■ Material for this exercise ■
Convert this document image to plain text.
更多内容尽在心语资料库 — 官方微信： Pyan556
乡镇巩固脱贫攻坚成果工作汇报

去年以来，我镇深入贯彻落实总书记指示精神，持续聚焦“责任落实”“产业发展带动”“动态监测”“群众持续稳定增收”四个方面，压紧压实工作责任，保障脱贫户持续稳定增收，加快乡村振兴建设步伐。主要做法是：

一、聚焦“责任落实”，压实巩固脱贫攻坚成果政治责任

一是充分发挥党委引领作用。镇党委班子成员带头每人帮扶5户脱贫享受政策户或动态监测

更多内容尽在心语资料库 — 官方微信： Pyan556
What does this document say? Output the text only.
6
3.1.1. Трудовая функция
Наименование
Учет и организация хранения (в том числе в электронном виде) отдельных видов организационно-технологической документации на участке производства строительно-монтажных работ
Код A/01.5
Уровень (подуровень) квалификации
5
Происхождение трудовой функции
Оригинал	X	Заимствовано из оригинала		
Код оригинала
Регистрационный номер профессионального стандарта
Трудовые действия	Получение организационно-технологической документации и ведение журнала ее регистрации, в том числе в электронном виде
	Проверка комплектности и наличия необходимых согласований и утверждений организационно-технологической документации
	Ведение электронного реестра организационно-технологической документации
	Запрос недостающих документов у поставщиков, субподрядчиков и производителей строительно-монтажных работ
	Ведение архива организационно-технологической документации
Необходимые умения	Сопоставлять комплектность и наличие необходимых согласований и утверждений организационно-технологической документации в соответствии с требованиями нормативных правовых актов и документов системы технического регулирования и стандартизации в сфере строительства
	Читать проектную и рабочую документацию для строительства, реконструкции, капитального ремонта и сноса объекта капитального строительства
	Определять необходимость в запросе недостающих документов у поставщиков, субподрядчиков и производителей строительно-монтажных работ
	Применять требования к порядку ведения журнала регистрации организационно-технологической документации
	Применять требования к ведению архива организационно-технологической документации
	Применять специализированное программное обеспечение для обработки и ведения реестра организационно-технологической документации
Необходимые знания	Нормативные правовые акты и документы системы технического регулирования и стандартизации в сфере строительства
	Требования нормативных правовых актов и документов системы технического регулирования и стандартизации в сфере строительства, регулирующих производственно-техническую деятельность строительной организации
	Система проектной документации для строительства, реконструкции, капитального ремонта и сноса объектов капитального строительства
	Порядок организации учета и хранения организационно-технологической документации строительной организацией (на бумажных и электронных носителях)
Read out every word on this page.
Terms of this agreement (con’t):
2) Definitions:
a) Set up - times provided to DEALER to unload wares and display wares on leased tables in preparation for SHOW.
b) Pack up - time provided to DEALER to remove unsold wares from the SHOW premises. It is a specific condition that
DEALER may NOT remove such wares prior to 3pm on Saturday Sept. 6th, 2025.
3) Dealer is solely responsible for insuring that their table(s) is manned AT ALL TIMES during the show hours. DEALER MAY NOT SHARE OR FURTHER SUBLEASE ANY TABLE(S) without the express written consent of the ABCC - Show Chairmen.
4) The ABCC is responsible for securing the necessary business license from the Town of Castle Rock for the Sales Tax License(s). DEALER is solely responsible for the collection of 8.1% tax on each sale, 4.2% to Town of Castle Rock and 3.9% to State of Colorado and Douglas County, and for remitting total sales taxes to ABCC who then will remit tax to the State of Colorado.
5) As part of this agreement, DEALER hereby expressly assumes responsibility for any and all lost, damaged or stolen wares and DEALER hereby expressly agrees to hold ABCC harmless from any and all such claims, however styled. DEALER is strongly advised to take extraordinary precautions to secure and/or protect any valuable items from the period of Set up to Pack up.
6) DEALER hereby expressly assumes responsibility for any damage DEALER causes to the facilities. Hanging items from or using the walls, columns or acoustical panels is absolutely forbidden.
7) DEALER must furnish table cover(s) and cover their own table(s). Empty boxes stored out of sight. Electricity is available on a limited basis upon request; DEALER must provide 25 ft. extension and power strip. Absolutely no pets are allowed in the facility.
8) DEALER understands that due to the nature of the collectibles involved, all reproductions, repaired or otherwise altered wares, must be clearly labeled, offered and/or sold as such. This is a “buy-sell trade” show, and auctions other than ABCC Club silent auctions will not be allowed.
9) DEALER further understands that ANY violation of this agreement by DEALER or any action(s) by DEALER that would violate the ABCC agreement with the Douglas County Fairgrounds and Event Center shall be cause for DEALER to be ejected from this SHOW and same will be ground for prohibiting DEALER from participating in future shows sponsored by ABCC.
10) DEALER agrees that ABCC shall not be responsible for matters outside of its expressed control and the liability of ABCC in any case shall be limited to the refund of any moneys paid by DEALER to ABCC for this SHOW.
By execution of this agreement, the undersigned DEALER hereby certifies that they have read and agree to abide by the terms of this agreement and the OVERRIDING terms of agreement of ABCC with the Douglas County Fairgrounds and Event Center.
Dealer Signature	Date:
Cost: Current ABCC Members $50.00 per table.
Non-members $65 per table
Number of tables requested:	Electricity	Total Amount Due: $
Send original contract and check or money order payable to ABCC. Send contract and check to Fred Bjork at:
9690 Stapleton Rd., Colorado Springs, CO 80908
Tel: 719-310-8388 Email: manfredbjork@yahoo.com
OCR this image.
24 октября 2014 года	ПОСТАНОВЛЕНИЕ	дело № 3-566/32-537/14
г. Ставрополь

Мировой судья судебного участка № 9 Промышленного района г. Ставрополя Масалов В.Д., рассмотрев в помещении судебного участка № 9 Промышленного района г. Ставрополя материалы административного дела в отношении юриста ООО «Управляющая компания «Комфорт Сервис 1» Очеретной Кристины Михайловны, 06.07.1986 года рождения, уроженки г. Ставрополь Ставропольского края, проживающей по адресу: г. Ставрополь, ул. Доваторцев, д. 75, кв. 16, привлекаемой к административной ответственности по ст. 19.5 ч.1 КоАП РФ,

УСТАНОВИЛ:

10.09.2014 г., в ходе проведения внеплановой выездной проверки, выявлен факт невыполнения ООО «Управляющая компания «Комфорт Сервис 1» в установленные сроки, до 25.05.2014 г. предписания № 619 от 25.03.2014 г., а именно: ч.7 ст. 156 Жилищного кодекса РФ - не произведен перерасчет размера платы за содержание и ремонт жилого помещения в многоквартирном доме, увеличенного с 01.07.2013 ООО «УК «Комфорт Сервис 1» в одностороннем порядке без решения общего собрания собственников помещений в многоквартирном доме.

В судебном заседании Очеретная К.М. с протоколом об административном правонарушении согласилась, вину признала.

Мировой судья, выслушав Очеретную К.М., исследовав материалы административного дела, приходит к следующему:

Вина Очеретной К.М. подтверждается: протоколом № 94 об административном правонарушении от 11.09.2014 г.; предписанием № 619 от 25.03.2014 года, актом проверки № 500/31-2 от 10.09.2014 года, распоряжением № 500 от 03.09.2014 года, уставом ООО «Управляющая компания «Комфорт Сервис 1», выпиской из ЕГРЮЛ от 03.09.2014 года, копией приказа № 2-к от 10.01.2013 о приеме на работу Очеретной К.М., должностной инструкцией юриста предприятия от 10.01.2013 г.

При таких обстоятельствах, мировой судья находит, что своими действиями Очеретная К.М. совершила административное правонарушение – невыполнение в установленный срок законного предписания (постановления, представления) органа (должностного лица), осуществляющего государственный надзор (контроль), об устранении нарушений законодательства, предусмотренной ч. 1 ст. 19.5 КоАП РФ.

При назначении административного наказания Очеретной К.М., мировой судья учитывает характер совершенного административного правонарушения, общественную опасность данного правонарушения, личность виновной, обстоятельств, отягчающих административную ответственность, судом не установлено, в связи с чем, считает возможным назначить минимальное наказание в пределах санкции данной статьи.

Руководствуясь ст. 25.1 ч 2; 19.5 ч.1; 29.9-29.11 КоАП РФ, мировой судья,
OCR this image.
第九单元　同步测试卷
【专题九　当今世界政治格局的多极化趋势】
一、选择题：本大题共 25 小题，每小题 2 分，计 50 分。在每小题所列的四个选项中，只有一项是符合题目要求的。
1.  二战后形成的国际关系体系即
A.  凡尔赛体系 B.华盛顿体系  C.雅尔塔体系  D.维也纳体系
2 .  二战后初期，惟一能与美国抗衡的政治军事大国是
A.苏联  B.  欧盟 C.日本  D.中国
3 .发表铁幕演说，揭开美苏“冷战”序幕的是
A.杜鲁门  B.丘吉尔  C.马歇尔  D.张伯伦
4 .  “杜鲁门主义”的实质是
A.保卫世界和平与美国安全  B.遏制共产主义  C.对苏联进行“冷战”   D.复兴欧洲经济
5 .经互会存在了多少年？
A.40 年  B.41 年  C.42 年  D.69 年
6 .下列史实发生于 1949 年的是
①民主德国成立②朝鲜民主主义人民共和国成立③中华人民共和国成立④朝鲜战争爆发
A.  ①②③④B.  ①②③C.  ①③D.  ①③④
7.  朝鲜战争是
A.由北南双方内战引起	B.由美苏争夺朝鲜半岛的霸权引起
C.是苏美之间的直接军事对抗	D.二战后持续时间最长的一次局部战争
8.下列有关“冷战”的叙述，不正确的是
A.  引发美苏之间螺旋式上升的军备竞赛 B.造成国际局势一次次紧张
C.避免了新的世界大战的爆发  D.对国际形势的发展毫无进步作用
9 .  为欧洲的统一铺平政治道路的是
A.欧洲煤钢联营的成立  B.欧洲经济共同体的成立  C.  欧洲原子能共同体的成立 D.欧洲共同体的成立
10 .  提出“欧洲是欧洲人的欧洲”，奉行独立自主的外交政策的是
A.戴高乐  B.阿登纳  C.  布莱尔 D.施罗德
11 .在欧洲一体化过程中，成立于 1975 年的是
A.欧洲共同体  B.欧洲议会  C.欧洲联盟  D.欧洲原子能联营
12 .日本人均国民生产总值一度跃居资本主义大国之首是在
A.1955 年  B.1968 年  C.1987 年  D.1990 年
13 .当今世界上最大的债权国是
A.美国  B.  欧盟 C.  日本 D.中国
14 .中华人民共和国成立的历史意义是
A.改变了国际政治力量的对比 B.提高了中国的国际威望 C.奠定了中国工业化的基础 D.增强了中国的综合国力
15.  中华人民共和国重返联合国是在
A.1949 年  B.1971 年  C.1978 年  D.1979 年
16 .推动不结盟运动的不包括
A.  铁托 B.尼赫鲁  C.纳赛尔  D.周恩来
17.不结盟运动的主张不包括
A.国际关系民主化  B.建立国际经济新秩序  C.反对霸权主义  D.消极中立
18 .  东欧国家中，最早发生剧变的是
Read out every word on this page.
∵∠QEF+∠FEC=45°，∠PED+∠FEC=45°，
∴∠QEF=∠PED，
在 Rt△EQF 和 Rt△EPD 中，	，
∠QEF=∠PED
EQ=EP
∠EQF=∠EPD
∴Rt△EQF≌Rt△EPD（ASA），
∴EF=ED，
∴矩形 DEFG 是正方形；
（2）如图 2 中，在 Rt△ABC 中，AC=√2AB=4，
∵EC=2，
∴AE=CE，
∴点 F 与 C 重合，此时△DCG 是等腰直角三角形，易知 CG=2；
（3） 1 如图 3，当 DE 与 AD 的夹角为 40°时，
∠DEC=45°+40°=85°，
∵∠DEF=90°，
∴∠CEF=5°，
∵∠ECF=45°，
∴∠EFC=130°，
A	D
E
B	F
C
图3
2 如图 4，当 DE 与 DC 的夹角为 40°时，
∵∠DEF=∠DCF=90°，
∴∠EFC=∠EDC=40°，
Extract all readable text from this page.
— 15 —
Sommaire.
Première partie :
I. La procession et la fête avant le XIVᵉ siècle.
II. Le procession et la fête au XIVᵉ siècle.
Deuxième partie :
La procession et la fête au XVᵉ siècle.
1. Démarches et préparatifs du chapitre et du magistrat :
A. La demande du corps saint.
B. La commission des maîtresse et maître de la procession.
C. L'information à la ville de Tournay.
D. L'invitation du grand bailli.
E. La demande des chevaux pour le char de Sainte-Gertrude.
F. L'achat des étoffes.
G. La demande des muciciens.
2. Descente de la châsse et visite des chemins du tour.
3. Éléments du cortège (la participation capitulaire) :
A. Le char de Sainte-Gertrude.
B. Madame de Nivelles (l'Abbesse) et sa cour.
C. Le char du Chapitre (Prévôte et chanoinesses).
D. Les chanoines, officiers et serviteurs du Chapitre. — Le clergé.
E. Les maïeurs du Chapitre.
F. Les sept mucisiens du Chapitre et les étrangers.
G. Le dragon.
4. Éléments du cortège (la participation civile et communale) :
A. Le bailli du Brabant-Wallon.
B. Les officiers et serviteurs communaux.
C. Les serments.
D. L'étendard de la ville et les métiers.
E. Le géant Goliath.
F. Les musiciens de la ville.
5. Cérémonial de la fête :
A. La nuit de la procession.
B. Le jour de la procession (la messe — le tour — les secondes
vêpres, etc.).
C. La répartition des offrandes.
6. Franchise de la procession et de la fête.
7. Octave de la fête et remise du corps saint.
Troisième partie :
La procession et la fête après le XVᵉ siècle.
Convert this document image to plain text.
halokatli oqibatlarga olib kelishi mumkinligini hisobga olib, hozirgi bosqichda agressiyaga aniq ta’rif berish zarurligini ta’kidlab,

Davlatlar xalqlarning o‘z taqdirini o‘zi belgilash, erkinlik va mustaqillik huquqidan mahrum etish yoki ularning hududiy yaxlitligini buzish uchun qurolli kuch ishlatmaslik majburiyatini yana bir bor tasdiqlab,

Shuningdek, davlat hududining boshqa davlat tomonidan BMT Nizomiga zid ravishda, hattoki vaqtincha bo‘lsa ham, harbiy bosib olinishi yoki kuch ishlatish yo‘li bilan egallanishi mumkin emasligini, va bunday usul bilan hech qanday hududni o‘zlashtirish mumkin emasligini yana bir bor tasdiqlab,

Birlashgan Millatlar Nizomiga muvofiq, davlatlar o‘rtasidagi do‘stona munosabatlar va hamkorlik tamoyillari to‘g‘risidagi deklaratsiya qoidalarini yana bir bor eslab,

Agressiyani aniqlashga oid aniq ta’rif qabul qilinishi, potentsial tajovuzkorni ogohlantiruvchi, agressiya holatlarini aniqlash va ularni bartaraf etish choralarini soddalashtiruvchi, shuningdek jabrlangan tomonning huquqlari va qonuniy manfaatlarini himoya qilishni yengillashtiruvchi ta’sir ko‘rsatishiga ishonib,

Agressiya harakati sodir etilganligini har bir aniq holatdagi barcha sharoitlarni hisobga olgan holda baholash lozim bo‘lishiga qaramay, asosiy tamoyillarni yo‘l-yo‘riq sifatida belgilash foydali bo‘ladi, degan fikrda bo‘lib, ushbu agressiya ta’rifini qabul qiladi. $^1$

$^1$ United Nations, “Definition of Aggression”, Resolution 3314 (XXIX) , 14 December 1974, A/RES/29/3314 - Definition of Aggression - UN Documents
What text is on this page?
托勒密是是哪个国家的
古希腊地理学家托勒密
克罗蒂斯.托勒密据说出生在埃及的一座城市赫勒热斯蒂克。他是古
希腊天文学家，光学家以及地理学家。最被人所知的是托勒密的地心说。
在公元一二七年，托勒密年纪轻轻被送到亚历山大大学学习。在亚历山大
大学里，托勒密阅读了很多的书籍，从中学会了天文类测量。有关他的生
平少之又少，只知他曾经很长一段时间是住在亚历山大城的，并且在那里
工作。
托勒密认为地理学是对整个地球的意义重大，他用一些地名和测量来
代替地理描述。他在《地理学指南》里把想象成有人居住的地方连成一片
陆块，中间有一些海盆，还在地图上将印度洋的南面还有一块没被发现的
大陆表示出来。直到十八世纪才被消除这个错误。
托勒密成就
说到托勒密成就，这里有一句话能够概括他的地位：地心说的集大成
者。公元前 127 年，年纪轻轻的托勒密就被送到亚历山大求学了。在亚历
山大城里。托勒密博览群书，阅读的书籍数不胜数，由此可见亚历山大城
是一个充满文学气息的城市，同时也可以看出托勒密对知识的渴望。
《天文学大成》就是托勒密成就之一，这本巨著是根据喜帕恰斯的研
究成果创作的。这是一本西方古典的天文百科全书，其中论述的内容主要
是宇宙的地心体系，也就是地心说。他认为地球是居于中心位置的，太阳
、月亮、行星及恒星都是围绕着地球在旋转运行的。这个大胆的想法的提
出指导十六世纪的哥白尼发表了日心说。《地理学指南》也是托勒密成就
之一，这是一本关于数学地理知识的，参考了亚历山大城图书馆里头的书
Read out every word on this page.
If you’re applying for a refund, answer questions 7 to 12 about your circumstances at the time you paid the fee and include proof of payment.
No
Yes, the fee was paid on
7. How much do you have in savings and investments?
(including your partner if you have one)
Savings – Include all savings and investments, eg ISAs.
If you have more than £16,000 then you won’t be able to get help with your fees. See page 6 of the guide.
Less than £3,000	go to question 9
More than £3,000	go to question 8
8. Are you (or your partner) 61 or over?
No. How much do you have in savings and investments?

■ Stated exercise ■
Go through the material above and count the lines that contain "的夹角为"; give that number alone.

■ Solution for this problem ■
2